REQUIRED TASK: Locate each line in the records containing "район". Copy it.

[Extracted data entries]
■ ■ ■ ■ ■ ■ ■

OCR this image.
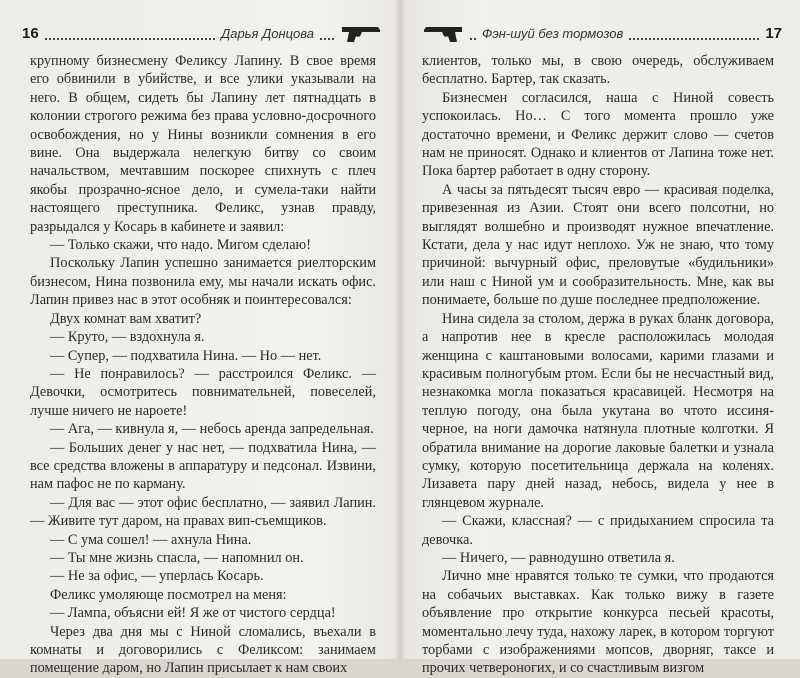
16	Дарья Донцова

крупному бизнесмену Феликсу Лапину. В свое время его обвинили в убийстве, и все улики указывали на него. В общем, сидеть бы Лапину лет пятнадцать в колонии строгого режима без права условно-досрочного освобождения, но у Нины возникли сомнения в его вине. Она выдержала нелегкую битву со своим начальством, мечтавшим поскорее спихнуть с плеч якобы прозрачно-ясное дело, и сумела-таки найти настоящего преступника. Феликс, узнав правду, разрыдался у Косарь в кабинете и заявил:

— Только скажи, что надо. Мигом сделаю!

Поскольку Лапин успешно занимается риелторским бизнесом, Нина позвонила ему, мы начали искать офис. Лапин привез нас в этот особняк и поинтересовался:

Двух комнат вам хватит?

— Круто, — вздохнула я.

— Супер, — подхватила Нина. — Но — нет.

— Не понравилось? — расстроился Феликс. — Девочки, осмотритесь повнимательней, повеселей, лучше ничего не нароете!

— Ага, — кивнула я, — небось аренда запредельная.

— Больших денег у нас нет, — подхватила Нина, — все средства вложены в аппаратуру и педсонал. Извини, нам пафос не по карману.

— Для вас — этот офис бесплатно, — заявил Лапин. — Живите тут даром, на правах вип-съемщиков.

— С ума сошел! — ахнула Нина.

— Ты мне жизнь спасла, — напомнил он.

— Не за офис, — уперлась Косарь.

Феликс умоляюще посмотрел на меня:

— Лампа, объясни ей! Я же от чистого сердца!

Через два дня мы с Ниной сломались, въехали в комнаты и договорились с Феликсом: занимаем помещение даром, но Лапин присылает к нам своих

Фэн-шуй без тормозов	17

клиентов, только мы, в свою очередь, обслуживаем бесплатно. Бартер, так сказать.

Бизнесмен согласился, наша с Ниной совесть успокоилась. Но… С того момента прошло уже достаточно времени, и Феликс держит слово — счетов нам не приносят. Однако и клиентов от Лапина тоже нет. Пока бартер работает в одну сторону.

А часы за пятьдесят тысяч евро — красивая поделка, привезенная из Азии. Стоят они всего полсотни, но выглядят волшебно и производят нужное впечатление. Кстати, дела у нас идут неплохо. Уж не знаю, что тому причиной: вычурный офис, преловутые «будильники» или наш с Ниной ум и сообразительность. Мне, как вы понимаете, больше по душе последнее предположение.

Нина сидела за столом, держа в руках бланк договора, а напротив нее в кресле расположилась молодая женщина с каштановыми волосами, карими глазами и красивым полногубым ртом. Если бы не несчастный вид, незнакомка могла показаться красавицей. Несмотря на теплую погоду, она была укутана во чтото иссиня-черное, на ноги дамочка натянула плотные колготки. Я обратила внимание на дорогие лаковые балетки и узнала сумку, которую посетительница держала на коленях. Лизавета пару дней назад, небось, видела у нее в глянцевом журнале.

— Скажи, классная? — с придыханием спросила та девочка.

— Ничего, — равнодушно ответила я.

Лично мне нравятся только те сумки, что продаются на собачьих выставках. Как только вижу в газете объявление про открытие конкурса песьей красоты, моментально лечу туда, нахожу ларек, в котором торгуют торбами с изображениями мопсов, дворняг, таксе и прочих четвероногих, и со счастливым визгом
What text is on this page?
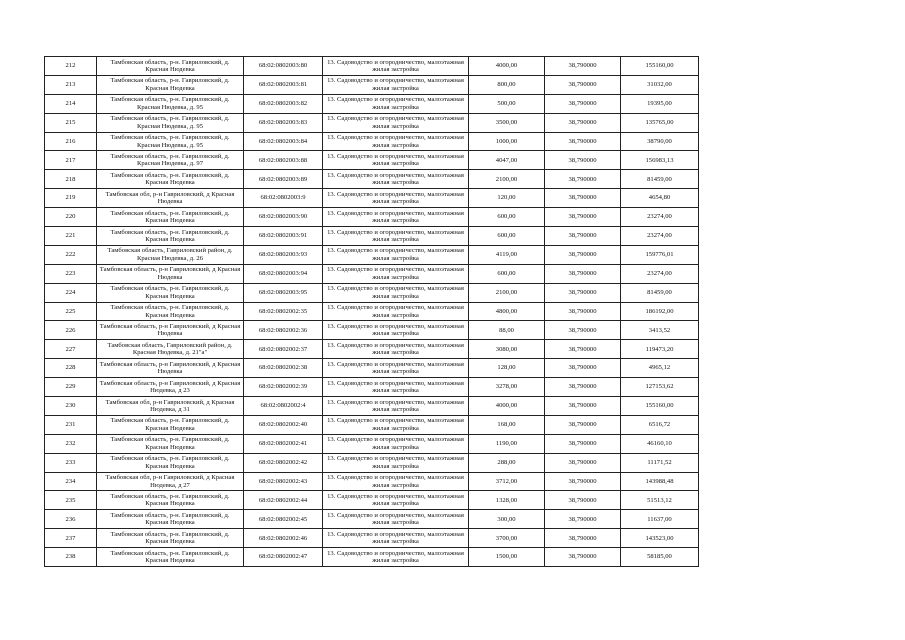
212	Тамбовская область, р-н. Гавриловский, д. Красная Нюдевка	68:02:0802003:80	13. Садоводство и огородничество, малоэтажная жилая застройка	4000,00	38,790000	155160,00
213	Тамбовская область, р-н. Гавриловский, д. Красная Нюдевка	68:02:0802003:81	13. Садоводство и огородничество, малоэтажная жилая застройка	800,00	38,790000	31032,00
214	Тамбовская область, р-н. Гавриловский, д. Красная Нюдевка, д. 95	68:02:0802003:82	13. Садоводство и огородничество, малоэтажная жилая застройка	500,00	38,790000	19395,00
215	Тамбовская область, р-н. Гавриловский, д. Красная Нюдевка, д. 95	68:02:0802003:83	13. Садоводство и огородничество, малоэтажная жилая застройка	3500,00	38,790000	135765,00
216	Тамбовская область, р-н. Гавриловский, д. Красная Нюдевка, д. 95	68:02:0802003:84	13. Садоводство и огородничество, малоэтажная жилая застройка	1000,00	38,790000	38790,00
217	Тамбовская область, р-н. Гавриловский, д. Красная Нюдевка, д. 97	68:02:0802003:88	13. Садоводство и огородничество, малоэтажная жилая застройка	4047,00	38,790000	156983,13
218	Тамбовская область, р-н. Гавриловский, д. Красная Нюдевка	68:02:0802003:89	13. Садоводство и огородничество, малоэтажная жилая застройка	2100,00	38,790000	81459,00
219	Тамбовская обл, р-н Гавриловский, д Красная Нюдевка	68:02:0802003:9	13. Садоводство и огородничество, малоэтажная жилая застройка	120,00	38,790000	4654,80
220	Тамбовская область, р-н. Гавриловский, д. Красная Нюдевка	68:02:0802003:90	13. Садоводство и огородничество, малоэтажная жилая застройка	600,00	38,790000	23274,00
221	Тамбовская область, р-н. Гавриловский, д. Красная Нюдевка	68:02:0802003:91	13. Садоводство и огородничество, малоэтажная жилая застройка	600,00	38,790000	23274,00
222	Тамбовская область, Гавриловский район, д. Красная Нюдевка, д. 26	68:02:0802003:93	13. Садоводство и огородничество, малоэтажная жилая застройка	4119,00	38,790000	159776,01
223	Тамбовская область, р-н Гавриловский, д Красная Нюдевка	68:02:0802003:94	13. Садоводство и огородничество, малоэтажная жилая застройка	600,00	38,790000	23274,00
224	Тамбовская область, р-н. Гавриловский, д. Красная Нюдевка	68:02:0802003:95	13. Садоводство и огородничество, малоэтажная жилая застройка	2100,00	38,790000	81459,00
225	Тамбовская область, р-н. Гавриловский, д. Красная Нюдевка	68:02:0802002:35	13. Садоводство и огородничество, малоэтажная жилая застройка	4800,00	38,790000	186192,00
226	Тамбовская область, р-н Гавриловский, д Красная Нюдевка	68:02:0802002:36	13. Садоводство и огородничество, малоэтажная жилая застройка	88,00	38,790000	3413,52
227	Тамбовская область, Гавриловский район, д. Красная Нюдевка, д. 21"а"	68:02:0802002:37	13. Садоводство и огородничество, малоэтажная жилая застройка	3080,00	38,790000	119473,20
228	Тамбовская область, р-н Гавриловский, д Красная Нюдевка	68:02:0802002:38	13. Садоводство и огородничество, малоэтажная жилая застройка	128,00	38,790000	4965,12
229	Тамбовская область, р-н Гавриловский, д Красная Нюдевка, д 23	68:02:0802002:39	13. Садоводство и огородничество, малоэтажная жилая застройка	3278,00	38,790000	127153,62
230	Тамбовская обл, р-н Гавриловский, д Красная Нюдевка, д 31	68:02:0802002:4	13. Садоводство и огородничество, малоэтажная жилая застройка	4000,00	38,790000	155160,00
231	Тамбовская область, р-н. Гавриловский, д. Красная Нюдевка	68:02:0802002:40	13. Садоводство и огородничество, малоэтажная жилая застройка	168,00	38,790000	6516,72
232	Тамбовская область, р-н. Гавриловский, д. Красная Нюдевка	68:02:0802002:41	13. Садоводство и огородничество, малоэтажная жилая застройка	1190,00	38,790000	46160,10
233	Тамбовская область, р-н. Гавриловский, д. Красная Нюдевка	68:02:0802002:42	13. Садоводство и огородничество, малоэтажная жилая застройка	288,00	38,790000	11171,52
234	Тамбовская обл, р-н Гавриловский, д Красная Нюдевка, д 27	68:02:0802002:43	13. Садоводство и огородничество, малоэтажная жилая застройка	3712,00	38,790000	143988,48
235	Тамбовская область, р-н. Гавриловский, д. Красная Нюдевка	68:02:0802002:44	13. Садоводство и огородничество, малоэтажная жилая застройка	1328,00	38,790000	51513,12
236	Тамбовская область, р-н. Гавриловский, д. Красная Нюдевка	68:02:0802002:45	13. Садоводство и огородничество, малоэтажная жилая застройка	300,00	38,790000	11637,00
237	Тамбовская область, р-н. Гавриловский, д. Красная Нюдевка	68:02:0802002:46	13. Садоводство и огородничество, малоэтажная жилая застройка	3700,00	38,790000	143523,00
238	Тамбовская область, р-н. Гавриловский, д. Красная Нюдевка	68:02:0802002:47	13. Садоводство и огородничество, малоэтажная жилая застройка	1500,00	38,790000	58185,00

■ ■ ■ ■ ■ ■ ■

COMPLETED EXERCISE:
222	Тамбовская область, Гавриловский район, д. Красная Нюдевка, д. 26	68:02:0802003:93	13. Садоводство и огородничество, малоэтажная жилая застройка	4119,00	38,790000	159776,01
227	Тамбовская область, Гавриловский район, д. Красная Нюдевка, д. 21"а"	68:02:0802002:37	13. Садоводство и огородничество, малоэтажная жилая застройка	3080,00	38,790000	119473,20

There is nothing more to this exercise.